--- START Data to use ---

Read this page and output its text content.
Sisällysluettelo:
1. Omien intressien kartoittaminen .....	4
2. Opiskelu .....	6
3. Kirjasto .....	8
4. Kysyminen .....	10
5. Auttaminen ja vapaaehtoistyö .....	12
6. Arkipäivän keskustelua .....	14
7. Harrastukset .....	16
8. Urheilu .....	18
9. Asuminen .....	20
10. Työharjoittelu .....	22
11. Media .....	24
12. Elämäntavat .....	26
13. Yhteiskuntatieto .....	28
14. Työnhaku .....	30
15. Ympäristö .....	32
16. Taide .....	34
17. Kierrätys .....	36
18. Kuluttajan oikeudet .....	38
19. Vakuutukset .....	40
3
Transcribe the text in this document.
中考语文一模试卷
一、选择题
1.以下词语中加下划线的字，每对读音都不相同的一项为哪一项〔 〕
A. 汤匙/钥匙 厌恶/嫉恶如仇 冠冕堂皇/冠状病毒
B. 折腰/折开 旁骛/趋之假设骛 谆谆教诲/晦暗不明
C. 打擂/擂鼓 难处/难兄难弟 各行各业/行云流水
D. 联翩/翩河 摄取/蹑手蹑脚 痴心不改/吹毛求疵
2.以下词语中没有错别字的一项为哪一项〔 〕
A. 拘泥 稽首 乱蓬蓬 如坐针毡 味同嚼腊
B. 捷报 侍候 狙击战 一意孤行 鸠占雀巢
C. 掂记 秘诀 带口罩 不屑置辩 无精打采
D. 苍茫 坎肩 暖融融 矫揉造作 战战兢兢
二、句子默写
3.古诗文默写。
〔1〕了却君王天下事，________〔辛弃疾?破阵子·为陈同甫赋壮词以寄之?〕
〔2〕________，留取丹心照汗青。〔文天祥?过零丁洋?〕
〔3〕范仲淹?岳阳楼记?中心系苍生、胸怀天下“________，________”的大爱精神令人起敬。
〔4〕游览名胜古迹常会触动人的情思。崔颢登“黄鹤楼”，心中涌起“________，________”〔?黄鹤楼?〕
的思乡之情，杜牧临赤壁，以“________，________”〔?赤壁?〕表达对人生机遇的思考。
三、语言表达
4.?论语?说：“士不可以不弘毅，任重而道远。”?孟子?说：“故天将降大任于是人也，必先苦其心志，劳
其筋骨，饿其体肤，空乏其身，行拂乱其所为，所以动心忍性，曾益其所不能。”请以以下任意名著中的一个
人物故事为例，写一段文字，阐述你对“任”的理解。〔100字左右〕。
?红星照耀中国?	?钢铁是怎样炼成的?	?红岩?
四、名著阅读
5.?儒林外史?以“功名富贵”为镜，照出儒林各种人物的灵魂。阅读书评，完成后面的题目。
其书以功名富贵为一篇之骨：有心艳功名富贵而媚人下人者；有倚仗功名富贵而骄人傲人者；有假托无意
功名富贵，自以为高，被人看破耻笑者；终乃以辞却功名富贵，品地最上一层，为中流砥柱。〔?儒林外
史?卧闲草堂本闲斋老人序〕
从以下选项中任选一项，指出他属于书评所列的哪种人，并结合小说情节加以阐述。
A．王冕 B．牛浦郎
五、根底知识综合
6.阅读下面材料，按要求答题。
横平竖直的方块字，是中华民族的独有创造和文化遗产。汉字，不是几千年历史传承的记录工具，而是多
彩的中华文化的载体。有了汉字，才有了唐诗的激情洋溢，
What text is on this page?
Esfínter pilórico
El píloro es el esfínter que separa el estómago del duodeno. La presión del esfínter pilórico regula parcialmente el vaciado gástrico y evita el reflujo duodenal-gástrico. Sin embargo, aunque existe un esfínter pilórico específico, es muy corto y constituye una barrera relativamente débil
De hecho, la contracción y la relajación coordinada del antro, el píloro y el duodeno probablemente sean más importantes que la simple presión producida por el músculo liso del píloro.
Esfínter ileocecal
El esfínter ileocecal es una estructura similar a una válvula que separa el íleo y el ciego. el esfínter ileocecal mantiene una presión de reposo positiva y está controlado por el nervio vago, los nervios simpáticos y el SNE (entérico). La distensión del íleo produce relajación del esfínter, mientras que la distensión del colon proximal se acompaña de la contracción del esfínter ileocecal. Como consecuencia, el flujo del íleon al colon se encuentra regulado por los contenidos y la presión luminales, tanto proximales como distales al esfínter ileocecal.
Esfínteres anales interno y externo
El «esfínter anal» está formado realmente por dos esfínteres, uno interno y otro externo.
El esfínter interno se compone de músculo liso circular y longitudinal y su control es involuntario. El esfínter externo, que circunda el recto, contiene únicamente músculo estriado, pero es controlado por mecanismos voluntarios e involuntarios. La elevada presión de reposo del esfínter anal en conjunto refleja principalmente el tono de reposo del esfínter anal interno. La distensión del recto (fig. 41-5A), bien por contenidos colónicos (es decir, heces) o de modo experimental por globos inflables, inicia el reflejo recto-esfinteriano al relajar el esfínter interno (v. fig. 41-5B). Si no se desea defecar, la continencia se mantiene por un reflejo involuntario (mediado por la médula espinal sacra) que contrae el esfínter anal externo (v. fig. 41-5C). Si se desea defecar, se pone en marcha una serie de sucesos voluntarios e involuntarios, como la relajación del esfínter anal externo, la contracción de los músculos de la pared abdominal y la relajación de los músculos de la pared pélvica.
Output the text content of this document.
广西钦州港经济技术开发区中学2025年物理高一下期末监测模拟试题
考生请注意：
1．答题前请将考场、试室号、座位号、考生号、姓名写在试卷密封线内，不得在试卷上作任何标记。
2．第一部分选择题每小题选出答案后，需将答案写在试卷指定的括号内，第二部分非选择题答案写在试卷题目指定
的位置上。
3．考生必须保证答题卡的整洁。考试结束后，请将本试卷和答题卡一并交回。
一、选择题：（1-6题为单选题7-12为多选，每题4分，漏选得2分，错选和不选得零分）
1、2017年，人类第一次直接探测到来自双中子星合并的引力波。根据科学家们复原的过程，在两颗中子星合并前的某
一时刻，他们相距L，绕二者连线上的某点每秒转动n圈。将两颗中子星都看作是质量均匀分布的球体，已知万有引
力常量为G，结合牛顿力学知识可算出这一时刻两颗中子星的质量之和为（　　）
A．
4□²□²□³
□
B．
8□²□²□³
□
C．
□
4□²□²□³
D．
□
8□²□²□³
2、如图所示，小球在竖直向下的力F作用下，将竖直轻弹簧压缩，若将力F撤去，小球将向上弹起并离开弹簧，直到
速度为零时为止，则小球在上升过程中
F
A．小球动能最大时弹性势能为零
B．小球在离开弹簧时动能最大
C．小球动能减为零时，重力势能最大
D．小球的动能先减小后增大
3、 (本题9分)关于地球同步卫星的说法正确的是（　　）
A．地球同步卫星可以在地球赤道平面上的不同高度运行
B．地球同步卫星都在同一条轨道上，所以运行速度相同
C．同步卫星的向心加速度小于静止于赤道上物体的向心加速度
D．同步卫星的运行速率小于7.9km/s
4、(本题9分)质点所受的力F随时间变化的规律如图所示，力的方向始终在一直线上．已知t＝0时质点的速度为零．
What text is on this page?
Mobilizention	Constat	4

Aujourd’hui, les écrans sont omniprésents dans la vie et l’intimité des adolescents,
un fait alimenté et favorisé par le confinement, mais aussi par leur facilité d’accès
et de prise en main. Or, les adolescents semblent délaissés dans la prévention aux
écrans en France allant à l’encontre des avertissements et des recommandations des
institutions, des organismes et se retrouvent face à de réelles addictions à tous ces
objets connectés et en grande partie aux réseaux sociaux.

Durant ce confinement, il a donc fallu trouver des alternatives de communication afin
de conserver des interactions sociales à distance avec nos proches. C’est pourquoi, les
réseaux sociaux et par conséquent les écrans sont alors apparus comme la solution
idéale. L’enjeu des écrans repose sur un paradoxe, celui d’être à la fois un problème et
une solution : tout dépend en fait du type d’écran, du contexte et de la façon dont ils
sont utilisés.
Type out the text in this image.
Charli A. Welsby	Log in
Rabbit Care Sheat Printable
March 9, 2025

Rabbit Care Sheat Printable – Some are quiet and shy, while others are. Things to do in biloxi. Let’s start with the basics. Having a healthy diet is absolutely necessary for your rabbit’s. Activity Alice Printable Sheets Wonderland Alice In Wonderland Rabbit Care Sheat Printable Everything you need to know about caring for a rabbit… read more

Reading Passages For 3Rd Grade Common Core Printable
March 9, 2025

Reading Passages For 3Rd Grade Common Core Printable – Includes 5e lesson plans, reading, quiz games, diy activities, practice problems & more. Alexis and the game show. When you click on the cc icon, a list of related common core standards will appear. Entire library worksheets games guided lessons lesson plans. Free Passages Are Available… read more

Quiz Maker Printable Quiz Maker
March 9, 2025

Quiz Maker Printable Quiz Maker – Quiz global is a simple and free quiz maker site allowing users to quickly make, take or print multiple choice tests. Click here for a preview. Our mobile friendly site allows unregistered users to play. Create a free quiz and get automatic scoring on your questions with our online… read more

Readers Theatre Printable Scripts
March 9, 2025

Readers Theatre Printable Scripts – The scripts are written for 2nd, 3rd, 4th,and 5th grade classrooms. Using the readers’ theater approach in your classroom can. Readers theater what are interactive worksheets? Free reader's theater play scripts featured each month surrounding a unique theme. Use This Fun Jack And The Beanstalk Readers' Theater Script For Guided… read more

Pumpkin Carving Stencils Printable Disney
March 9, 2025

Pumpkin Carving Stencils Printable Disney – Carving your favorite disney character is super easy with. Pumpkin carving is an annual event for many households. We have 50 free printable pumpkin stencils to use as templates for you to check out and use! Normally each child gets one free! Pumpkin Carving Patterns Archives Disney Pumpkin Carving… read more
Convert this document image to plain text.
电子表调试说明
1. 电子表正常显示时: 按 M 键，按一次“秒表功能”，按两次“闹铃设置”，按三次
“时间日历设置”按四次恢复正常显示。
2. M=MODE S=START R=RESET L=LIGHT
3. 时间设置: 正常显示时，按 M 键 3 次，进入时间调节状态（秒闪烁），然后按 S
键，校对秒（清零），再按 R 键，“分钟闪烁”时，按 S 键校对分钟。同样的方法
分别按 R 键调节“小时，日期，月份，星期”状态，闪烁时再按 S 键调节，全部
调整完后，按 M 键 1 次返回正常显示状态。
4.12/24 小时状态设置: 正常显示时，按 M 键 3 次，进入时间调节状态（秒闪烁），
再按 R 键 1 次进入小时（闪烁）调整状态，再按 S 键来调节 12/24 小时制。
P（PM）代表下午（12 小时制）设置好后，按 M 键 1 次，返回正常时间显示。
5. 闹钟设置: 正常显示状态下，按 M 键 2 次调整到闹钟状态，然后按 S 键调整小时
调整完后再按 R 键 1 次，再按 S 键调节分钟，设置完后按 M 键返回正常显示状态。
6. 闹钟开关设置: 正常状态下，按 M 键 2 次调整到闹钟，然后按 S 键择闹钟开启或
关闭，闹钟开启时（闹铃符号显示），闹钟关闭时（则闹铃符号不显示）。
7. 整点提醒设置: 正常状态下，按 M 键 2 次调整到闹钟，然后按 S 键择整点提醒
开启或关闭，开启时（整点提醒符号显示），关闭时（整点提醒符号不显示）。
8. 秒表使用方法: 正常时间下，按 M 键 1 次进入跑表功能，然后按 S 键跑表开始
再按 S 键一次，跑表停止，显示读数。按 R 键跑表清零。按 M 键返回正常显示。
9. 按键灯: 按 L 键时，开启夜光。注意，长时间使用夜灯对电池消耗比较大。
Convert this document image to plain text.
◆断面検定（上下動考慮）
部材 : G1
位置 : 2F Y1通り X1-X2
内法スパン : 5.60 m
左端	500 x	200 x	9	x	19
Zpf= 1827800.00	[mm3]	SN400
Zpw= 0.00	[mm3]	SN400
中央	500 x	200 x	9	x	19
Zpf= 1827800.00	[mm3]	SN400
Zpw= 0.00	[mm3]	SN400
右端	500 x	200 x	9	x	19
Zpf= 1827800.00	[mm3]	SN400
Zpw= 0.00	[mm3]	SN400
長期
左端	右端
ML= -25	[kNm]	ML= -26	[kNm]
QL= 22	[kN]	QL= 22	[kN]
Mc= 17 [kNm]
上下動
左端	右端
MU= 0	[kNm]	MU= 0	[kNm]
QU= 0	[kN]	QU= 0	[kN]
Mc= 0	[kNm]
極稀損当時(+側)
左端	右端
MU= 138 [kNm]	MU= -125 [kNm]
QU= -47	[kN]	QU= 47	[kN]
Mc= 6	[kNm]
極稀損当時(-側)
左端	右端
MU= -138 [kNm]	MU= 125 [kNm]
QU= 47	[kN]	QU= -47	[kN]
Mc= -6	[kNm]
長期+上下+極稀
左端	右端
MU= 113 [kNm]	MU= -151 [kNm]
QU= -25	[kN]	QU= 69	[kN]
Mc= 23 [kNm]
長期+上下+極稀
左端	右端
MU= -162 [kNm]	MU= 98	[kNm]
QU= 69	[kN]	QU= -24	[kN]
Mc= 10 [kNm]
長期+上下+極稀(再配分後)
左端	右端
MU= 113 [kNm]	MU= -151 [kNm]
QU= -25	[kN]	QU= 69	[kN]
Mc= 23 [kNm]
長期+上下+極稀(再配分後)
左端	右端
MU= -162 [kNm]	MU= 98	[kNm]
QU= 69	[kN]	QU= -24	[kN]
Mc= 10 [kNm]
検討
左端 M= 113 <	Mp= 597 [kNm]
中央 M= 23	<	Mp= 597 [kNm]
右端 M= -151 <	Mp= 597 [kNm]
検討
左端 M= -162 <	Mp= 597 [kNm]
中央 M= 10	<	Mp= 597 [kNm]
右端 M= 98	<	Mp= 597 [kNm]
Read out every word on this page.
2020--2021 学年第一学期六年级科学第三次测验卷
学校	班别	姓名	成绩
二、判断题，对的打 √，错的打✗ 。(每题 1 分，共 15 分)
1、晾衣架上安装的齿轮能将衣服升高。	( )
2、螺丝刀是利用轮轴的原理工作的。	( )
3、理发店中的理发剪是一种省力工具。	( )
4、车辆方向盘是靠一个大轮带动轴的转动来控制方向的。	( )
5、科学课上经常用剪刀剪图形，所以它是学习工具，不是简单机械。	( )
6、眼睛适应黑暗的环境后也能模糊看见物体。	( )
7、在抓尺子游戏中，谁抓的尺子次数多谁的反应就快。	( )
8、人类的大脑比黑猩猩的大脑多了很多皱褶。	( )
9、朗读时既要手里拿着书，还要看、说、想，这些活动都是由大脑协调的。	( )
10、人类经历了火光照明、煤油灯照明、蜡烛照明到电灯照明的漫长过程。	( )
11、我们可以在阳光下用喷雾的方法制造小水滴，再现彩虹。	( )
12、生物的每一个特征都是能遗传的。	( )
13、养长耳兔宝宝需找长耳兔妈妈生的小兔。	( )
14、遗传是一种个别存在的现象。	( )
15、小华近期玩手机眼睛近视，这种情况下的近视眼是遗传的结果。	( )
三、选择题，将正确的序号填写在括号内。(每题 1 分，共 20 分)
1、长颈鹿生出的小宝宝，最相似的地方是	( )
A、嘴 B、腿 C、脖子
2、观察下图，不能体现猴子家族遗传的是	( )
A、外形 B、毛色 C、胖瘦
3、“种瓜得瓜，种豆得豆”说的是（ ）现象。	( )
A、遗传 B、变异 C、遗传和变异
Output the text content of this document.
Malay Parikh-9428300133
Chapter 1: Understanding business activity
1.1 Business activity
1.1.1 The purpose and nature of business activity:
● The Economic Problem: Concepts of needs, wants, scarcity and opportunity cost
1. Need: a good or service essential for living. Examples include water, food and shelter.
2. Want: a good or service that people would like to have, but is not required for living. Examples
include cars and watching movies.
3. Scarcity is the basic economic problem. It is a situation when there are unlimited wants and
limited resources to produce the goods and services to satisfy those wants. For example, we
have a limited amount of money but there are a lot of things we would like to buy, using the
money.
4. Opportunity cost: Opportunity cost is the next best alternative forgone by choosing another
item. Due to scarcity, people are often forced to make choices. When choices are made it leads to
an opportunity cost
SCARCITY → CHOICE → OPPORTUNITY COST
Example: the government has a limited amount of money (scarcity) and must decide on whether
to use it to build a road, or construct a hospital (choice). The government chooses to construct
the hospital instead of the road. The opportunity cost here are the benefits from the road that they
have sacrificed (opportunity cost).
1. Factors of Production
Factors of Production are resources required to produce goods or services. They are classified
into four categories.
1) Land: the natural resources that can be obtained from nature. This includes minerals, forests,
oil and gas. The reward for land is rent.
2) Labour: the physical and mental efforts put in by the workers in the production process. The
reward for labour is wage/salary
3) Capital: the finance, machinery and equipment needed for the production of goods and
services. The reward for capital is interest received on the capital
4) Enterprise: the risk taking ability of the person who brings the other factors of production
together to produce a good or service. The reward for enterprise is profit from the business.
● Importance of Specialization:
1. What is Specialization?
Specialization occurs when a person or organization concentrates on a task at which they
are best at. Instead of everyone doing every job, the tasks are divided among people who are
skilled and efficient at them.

--- END Data to use ---

### What is asked
Search the data for "simple" and list every line in which it occurs.

### Exercise output
De hecho, la contracción y la relajación coordinada del antro, el píloro y el duodeno probablemente sean más importantes que la simple presión producida por el músculo liso del píloro.
Quiz Maker Printable Quiz Maker – Quiz global is a simple and free quiz maker site allowing users to quickly make, take or print multiple choice tests. Click here for a preview. Our mobile friendly site allows unregistered users to play. Create a free quiz and get automatic scoring on your questions with our online… read more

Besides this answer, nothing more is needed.